A world citizen’s guide to the 2008 crash

By John Roberts

News pictures of the world’s financial and political leaders in the past few days have raised irreverent thoughts of “pass the parcel”‘ as they searched for ways to offload debts or commitments; and “headless chickens” as their comments and attitudes showed that they had no idea what to do next. The self-assurance of the rich and powerful has deserted them. As they so often said, “we are in uncharted waters”. What one or two of the more frank among them has said is (despite its abolition) “we’ve had the boom, now it’s the bust”.

Our economic institutions and habits were largely created in days when most lived by subsistence farming and only a minority had comfortable lives. That minority went on to create financial instruments designed chiefly to serve their interests: as pressure grew for the majority to share in material comfort, those were modified to produce goods that would also ease the lot of the poor. The upshot is that our systems suffer severe crises, more or less regularly every 70 to 80 years. The latest has become most critical in summer 2008

As industrialisation and science changed the world into one capable of producing almost limitless quantities of goods the economic and financial institutions did not adapt. Competition had succeeded too well in stimulating production and, owing to an inherent flaw in a profit-seeking capitalist system, periodically led to a flood of goods that could not be sold: unless these were taken out of markets, as in space travel, making weapons, building nuclear plants, Channel tunnels, etc. Stock markets collapsed and strains on the antiquated financial systems became apparent.

The past may be over, but its consequences will stay; and to avoid repeating the mistakes, we need a clear idea of the reasons for where we are today. Unfortunately, apart from the complexity of our situation, many of those who offer to explain it are chiefly concerned to protect their own positions and benefits conferred by the status quo and therefore can hardly give good and unbiased advice.

#### Exercises to complete:
a. Can you quote the full essay on the 2008 crash, word for word?
b. Would you print the records from their first line through the line containing "heading-point bbox=[964, 1049, 975, 1060]", with both of those lines included?
The essay and the records have no connection to each other.

Element box annotations:
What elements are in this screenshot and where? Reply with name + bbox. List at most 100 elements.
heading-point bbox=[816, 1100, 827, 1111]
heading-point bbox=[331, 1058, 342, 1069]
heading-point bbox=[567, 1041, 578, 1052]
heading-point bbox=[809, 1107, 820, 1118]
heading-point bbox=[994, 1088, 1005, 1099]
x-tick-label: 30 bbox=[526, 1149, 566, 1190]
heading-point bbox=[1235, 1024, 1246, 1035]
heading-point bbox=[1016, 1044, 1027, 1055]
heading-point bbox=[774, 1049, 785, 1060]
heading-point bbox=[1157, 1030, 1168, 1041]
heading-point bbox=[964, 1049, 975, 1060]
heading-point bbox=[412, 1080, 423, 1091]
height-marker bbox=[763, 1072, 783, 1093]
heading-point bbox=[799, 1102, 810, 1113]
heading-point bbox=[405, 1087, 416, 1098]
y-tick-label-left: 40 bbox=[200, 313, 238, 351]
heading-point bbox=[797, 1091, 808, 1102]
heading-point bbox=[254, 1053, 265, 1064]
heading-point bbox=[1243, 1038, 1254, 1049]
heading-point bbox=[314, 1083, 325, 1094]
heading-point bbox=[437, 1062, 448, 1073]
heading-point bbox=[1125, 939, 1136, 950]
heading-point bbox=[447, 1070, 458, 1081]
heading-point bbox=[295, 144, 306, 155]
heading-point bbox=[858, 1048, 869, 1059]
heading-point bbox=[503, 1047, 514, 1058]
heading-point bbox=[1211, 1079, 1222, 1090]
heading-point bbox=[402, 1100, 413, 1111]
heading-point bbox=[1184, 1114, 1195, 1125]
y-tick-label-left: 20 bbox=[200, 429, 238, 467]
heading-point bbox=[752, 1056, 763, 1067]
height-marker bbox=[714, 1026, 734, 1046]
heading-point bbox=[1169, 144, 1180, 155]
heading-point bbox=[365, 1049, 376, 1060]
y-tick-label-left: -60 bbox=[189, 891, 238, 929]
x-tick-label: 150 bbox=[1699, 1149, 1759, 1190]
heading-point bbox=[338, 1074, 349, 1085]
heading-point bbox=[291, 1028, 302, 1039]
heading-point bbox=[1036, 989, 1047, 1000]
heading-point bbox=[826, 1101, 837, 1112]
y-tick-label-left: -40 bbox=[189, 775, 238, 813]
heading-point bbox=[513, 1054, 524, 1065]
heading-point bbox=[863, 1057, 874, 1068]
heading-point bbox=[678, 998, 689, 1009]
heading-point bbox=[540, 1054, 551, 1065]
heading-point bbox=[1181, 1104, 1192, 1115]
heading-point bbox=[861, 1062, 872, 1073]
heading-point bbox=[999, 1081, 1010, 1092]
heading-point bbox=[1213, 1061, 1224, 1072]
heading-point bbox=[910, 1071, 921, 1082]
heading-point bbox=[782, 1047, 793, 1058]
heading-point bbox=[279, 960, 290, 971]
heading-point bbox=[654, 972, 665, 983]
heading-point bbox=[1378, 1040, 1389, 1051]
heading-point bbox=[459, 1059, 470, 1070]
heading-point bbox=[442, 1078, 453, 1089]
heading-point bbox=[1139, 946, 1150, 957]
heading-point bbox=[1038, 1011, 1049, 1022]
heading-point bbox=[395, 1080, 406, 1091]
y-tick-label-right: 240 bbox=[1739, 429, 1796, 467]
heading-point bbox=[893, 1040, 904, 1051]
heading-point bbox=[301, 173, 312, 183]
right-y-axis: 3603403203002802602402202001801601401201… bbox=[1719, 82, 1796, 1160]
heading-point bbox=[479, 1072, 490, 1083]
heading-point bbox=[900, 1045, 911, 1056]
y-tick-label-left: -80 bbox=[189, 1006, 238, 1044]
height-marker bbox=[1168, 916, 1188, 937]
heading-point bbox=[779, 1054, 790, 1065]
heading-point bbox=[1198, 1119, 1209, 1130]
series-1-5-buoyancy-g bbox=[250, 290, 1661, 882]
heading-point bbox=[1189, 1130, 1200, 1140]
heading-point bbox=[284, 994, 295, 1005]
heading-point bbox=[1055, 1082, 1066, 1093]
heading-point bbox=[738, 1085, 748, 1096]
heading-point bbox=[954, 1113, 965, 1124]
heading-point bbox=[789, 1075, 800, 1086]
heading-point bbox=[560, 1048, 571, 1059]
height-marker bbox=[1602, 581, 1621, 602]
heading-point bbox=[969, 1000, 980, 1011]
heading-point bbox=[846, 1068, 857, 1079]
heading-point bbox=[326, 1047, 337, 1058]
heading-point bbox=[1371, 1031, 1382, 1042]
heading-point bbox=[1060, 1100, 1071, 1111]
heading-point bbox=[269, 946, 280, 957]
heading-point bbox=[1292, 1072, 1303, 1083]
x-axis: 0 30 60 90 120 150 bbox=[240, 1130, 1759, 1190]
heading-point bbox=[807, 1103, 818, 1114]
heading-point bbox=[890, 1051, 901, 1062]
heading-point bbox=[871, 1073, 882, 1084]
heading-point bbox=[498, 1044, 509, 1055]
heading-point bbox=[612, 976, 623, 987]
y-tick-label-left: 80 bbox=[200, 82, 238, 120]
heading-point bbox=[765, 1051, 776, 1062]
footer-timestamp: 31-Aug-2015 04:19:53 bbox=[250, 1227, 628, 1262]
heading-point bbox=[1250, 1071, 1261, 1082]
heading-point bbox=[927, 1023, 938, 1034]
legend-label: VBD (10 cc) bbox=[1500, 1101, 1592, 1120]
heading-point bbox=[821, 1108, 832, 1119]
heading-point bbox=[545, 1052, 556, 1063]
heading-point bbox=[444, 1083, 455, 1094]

#### Answers provided:
a.
A world citizen’s guide to the 2008 crash

By John Roberts

News pictures of the world’s financial and political leaders in the past few days have raised irreverent thoughts of “pass the parcel”‘ as they searched for ways to offload debts or commitments; and “headless chickens” as their comments and attitudes showed that they had no idea what to do next. The self-assurance of the rich and powerful has deserted them. As they so often said, “we are in uncharted waters”. What one or two of the more frank among them has said is (despite its abolition) “we’ve had the boom, now it’s the bust”.

Our economic institutions and habits were largely created in days when most lived by subsistence farming and only a minority had comfortable lives. That minority went on to create financial instruments designed chiefly to serve their interests: as pressure grew for the majority to share in material comfort, those were modified to produce goods that would also ease the lot of the poor. The upshot is that our systems suffer severe crises, more or less regularly every 70 to 80 years. The latest has become most critical in summer 2008

As industrialisation and science changed the world into one capable of producing almost limitless quantities of goods the economic and financial institutions did not adapt. Competition had succeeded too well in stimulating production and, owing to an inherent flaw in a profit-seeking capitalist system, periodically led to a flood of goods that could not be sold: unless these were taken out of markets, as in space travel, making weapons, building nuclear plants, Channel tunnels, etc. Stock markets collapsed and strains on the antiquated financial systems became apparent.

The past may be over, but its consequences will stay; and to avoid repeating the mistakes, we need a clear idea of the reasons for where we are today. Unfortunately, apart from the complexity of our situation, many of those who offer to explain it are chiefly concerned to protect their own positions and benefits conferred by the status quo and therefore can hardly give good and unbiased advice.

b.
What elements are in this screenshot and where? Reply with name + bbox. List at most 100 elements.
heading-point bbox=[816, 1100, 827, 1111]
heading-point bbox=[331, 1058, 342, 1069]
heading-point bbox=[567, 1041, 578, 1052]
heading-point bbox=[809, 1107, 820, 1118]
heading-point bbox=[994, 1088, 1005, 1099]
x-tick-label: 30 bbox=[526, 1149, 566, 1190]
heading-point bbox=[1235, 1024, 1246, 1035]
heading-point bbox=[1016, 1044, 1027, 1055]
heading-point bbox=[774, 1049, 785, 1060]
heading-point bbox=[1157, 1030, 1168, 1041]
heading-point bbox=[964, 1049, 975, 1060]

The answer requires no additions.